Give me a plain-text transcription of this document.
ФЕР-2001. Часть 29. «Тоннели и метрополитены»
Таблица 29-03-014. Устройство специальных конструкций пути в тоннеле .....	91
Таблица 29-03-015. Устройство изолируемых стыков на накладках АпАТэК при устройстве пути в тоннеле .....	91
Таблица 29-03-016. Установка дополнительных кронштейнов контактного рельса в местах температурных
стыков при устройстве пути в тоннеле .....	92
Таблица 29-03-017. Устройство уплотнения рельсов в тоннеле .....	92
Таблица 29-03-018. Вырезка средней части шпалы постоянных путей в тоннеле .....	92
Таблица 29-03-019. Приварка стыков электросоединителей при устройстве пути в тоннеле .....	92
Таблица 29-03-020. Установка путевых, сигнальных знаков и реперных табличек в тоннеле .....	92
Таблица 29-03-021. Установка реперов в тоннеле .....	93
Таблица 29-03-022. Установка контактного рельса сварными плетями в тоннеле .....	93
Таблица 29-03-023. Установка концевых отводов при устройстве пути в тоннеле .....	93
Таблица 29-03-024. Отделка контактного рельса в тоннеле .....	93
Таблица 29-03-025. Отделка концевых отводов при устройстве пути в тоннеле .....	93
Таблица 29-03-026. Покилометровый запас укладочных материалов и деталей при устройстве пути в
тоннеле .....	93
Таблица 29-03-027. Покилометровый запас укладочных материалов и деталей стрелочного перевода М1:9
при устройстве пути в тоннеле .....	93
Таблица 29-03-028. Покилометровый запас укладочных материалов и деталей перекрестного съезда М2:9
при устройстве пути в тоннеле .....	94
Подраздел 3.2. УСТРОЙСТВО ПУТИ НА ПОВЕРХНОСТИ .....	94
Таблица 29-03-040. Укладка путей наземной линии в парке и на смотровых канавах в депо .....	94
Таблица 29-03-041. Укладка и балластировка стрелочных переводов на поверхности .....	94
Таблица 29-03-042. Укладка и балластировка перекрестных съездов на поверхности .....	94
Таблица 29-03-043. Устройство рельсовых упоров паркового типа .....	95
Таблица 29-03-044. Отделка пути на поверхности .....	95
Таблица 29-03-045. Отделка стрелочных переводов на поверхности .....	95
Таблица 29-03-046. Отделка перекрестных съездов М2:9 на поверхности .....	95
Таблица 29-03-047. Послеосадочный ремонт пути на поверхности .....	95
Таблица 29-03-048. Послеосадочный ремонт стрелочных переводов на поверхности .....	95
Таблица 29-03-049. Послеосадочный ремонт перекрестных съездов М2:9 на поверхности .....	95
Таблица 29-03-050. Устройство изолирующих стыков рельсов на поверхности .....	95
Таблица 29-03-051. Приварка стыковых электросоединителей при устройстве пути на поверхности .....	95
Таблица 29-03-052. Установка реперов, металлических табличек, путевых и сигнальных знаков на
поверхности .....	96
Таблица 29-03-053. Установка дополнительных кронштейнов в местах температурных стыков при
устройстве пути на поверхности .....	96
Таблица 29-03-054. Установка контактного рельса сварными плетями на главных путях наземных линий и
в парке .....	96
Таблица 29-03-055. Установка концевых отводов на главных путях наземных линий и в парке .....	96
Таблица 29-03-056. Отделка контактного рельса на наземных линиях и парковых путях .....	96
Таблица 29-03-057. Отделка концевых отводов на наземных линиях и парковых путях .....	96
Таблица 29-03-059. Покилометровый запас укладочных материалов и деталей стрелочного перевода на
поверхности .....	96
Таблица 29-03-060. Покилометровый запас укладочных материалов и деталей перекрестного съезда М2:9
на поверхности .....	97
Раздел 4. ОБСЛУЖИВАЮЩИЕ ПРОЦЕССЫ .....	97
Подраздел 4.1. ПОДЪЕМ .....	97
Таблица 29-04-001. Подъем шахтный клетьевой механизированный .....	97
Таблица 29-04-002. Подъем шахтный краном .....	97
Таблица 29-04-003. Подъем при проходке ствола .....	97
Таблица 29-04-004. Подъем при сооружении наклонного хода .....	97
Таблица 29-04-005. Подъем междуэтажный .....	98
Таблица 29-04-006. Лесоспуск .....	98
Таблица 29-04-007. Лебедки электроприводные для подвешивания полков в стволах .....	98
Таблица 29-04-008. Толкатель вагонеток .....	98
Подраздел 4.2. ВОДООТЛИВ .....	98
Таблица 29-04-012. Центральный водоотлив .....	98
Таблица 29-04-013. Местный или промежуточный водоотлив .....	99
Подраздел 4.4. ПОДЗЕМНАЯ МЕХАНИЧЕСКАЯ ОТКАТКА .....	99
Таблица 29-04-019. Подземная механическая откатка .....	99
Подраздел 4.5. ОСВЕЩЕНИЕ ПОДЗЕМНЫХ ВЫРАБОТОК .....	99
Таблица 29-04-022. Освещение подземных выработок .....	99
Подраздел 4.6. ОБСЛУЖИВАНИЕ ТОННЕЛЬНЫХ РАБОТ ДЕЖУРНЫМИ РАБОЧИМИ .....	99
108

_To be done_: How many of the lines above include the word "линий"? Respond with the number alone.

_Reply_: 2